(begin)

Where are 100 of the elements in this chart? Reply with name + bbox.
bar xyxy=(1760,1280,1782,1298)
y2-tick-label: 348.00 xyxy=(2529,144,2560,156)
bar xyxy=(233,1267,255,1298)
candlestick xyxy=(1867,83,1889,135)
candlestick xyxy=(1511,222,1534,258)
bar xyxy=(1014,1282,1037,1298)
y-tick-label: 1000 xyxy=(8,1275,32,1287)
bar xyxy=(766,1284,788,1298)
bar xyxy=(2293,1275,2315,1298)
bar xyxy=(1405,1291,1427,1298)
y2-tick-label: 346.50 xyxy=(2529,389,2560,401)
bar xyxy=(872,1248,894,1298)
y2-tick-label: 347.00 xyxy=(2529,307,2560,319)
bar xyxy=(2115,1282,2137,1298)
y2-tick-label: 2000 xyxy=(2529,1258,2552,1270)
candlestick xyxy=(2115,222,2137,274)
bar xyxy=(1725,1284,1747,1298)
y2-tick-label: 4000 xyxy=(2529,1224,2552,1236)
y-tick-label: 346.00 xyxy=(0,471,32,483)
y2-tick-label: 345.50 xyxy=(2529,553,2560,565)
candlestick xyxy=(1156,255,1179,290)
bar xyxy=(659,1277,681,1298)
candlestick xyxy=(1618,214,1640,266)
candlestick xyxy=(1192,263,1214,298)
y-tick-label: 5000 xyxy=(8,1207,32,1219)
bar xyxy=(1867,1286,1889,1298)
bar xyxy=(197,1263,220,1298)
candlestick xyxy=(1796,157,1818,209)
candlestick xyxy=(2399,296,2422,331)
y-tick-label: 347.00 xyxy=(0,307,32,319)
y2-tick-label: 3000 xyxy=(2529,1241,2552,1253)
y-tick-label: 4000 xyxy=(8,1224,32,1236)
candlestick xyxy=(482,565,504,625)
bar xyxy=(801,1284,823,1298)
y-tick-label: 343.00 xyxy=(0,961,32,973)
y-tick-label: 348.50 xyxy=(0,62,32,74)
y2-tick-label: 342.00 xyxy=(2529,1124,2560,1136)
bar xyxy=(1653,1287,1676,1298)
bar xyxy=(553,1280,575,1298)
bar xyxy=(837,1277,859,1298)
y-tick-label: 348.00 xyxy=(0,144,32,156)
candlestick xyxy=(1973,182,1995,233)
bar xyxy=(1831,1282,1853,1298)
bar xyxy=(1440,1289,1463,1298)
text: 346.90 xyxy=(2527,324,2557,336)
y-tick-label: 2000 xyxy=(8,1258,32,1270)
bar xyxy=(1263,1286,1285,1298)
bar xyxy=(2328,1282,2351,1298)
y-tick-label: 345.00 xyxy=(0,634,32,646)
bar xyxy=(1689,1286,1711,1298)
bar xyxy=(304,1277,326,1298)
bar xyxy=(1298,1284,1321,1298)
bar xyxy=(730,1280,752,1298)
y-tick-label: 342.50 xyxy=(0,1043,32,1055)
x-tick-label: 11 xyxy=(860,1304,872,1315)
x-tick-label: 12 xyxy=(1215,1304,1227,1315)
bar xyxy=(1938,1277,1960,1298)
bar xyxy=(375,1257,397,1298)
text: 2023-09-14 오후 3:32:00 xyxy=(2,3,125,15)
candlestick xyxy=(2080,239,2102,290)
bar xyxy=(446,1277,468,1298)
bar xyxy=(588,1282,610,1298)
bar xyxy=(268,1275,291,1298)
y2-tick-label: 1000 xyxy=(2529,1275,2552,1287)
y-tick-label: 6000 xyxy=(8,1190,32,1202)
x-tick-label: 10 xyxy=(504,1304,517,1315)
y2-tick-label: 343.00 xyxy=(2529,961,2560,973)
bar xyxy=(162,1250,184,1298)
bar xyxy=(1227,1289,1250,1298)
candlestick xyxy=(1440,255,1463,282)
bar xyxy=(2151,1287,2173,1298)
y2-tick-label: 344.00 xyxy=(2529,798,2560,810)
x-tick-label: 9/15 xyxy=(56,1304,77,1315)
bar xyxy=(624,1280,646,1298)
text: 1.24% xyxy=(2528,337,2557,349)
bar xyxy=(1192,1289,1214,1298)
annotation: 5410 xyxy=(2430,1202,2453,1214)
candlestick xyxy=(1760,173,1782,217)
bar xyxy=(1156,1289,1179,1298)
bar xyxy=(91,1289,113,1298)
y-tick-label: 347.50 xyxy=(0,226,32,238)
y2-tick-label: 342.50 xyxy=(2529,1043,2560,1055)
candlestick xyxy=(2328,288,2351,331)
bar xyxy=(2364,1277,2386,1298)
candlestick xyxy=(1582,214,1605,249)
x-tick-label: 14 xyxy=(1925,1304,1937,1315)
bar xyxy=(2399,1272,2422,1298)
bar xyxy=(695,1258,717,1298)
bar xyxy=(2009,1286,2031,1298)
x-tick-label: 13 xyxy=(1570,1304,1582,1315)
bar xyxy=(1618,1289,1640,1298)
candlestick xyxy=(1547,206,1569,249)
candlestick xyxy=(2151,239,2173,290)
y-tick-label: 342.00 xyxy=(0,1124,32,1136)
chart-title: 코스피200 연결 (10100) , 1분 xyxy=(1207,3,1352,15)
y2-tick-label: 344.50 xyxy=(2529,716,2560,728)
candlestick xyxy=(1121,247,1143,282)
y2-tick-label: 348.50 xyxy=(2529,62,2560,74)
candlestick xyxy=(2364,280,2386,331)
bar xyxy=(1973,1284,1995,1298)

(end)

Rewrite all of the rows above, replacing every occurrence of "candlestick" with "candle" and leaving everything else unchanged.

Where are 100 of the elements in this chart? Reply with name + bbox.
bar xyxy=(1760,1280,1782,1298)
y2-tick-label: 348.00 xyxy=(2529,144,2560,156)
bar xyxy=(233,1267,255,1298)
candle xyxy=(1867,83,1889,135)
candle xyxy=(1511,222,1534,258)
bar xyxy=(1014,1282,1037,1298)
y-tick-label: 1000 xyxy=(8,1275,32,1287)
bar xyxy=(766,1284,788,1298)
bar xyxy=(2293,1275,2315,1298)
bar xyxy=(1405,1291,1427,1298)
y2-tick-label: 346.50 xyxy=(2529,389,2560,401)
bar xyxy=(872,1248,894,1298)
y2-tick-label: 347.00 xyxy=(2529,307,2560,319)
bar xyxy=(2115,1282,2137,1298)
y2-tick-label: 2000 xyxy=(2529,1258,2552,1270)
candle xyxy=(2115,222,2137,274)
bar xyxy=(1725,1284,1747,1298)
y2-tick-label: 4000 xyxy=(2529,1224,2552,1236)
y-tick-label: 346.00 xyxy=(0,471,32,483)
y2-tick-label: 345.50 xyxy=(2529,553,2560,565)
candle xyxy=(1156,255,1179,290)
bar xyxy=(659,1277,681,1298)
candle xyxy=(1618,214,1640,266)
candle xyxy=(1192,263,1214,298)
y-tick-label: 5000 xyxy=(8,1207,32,1219)
bar xyxy=(1867,1286,1889,1298)
bar xyxy=(197,1263,220,1298)
candle xyxy=(1796,157,1818,209)
candle xyxy=(2399,296,2422,331)
y-tick-label: 347.00 xyxy=(0,307,32,319)
y2-tick-label: 3000 xyxy=(2529,1241,2552,1253)
y-tick-label: 4000 xyxy=(8,1224,32,1236)
candle xyxy=(482,565,504,625)
bar xyxy=(801,1284,823,1298)
y-tick-label: 343.00 xyxy=(0,961,32,973)
y-tick-label: 348.50 xyxy=(0,62,32,74)
y2-tick-label: 342.00 xyxy=(2529,1124,2560,1136)
bar xyxy=(1653,1287,1676,1298)
bar xyxy=(553,1280,575,1298)
bar xyxy=(837,1277,859,1298)
y-tick-label: 348.00 xyxy=(0,144,32,156)
candle xyxy=(1973,182,1995,233)
bar xyxy=(1831,1282,1853,1298)
bar xyxy=(1440,1289,1463,1298)
text: 346.90 xyxy=(2527,324,2557,336)
y-tick-label: 2000 xyxy=(8,1258,32,1270)
bar xyxy=(1263,1286,1285,1298)
bar xyxy=(2328,1282,2351,1298)
y-tick-label: 345.00 xyxy=(0,634,32,646)
bar xyxy=(1689,1286,1711,1298)
bar xyxy=(304,1277,326,1298)
bar xyxy=(1298,1284,1321,1298)
bar xyxy=(730,1280,752,1298)
y-tick-label: 342.50 xyxy=(0,1043,32,1055)
x-tick-label: 11 xyxy=(860,1304,872,1315)
x-tick-label: 12 xyxy=(1215,1304,1227,1315)
bar xyxy=(1938,1277,1960,1298)
bar xyxy=(375,1257,397,1298)
text: 2023-09-14 오후 3:32:00 xyxy=(2,3,125,15)
candle xyxy=(2080,239,2102,290)
bar xyxy=(446,1277,468,1298)
bar xyxy=(588,1282,610,1298)
bar xyxy=(268,1275,291,1298)
y2-tick-label: 1000 xyxy=(2529,1275,2552,1287)
y-tick-label: 6000 xyxy=(8,1190,32,1202)
x-tick-label: 10 xyxy=(504,1304,517,1315)
y2-tick-label: 343.00 xyxy=(2529,961,2560,973)
bar xyxy=(162,1250,184,1298)
bar xyxy=(1227,1289,1250,1298)
candle xyxy=(1440,255,1463,282)
bar xyxy=(2151,1287,2173,1298)
y2-tick-label: 344.00 xyxy=(2529,798,2560,810)
x-tick-label: 9/15 xyxy=(56,1304,77,1315)
bar xyxy=(624,1280,646,1298)
text: 1.24% xyxy=(2528,337,2557,349)
bar xyxy=(1192,1289,1214,1298)
annotation: 5410 xyxy=(2430,1202,2453,1214)
candle xyxy=(1760,173,1782,217)
bar xyxy=(1156,1289,1179,1298)
bar xyxy=(91,1289,113,1298)
y-tick-label: 347.50 xyxy=(0,226,32,238)
y2-tick-label: 342.50 xyxy=(2529,1043,2560,1055)
candle xyxy=(2328,288,2351,331)
bar xyxy=(2364,1277,2386,1298)
candle xyxy=(1582,214,1605,249)
x-tick-label: 14 xyxy=(1925,1304,1937,1315)
bar xyxy=(2399,1272,2422,1298)
bar xyxy=(695,1258,717,1298)
bar xyxy=(2009,1286,2031,1298)
x-tick-label: 13 xyxy=(1570,1304,1582,1315)
bar xyxy=(1618,1289,1640,1298)
candle xyxy=(1547,206,1569,249)
candle xyxy=(2151,239,2173,290)
y-tick-label: 342.00 xyxy=(0,1124,32,1136)
chart-title: 코스피200 연결 (10100) , 1분 xyxy=(1207,3,1352,15)
y2-tick-label: 344.50 xyxy=(2529,716,2560,728)
candle xyxy=(1121,247,1143,282)
y2-tick-label: 348.50 xyxy=(2529,62,2560,74)
candle xyxy=(2364,280,2386,331)
bar xyxy=(1973,1284,1995,1298)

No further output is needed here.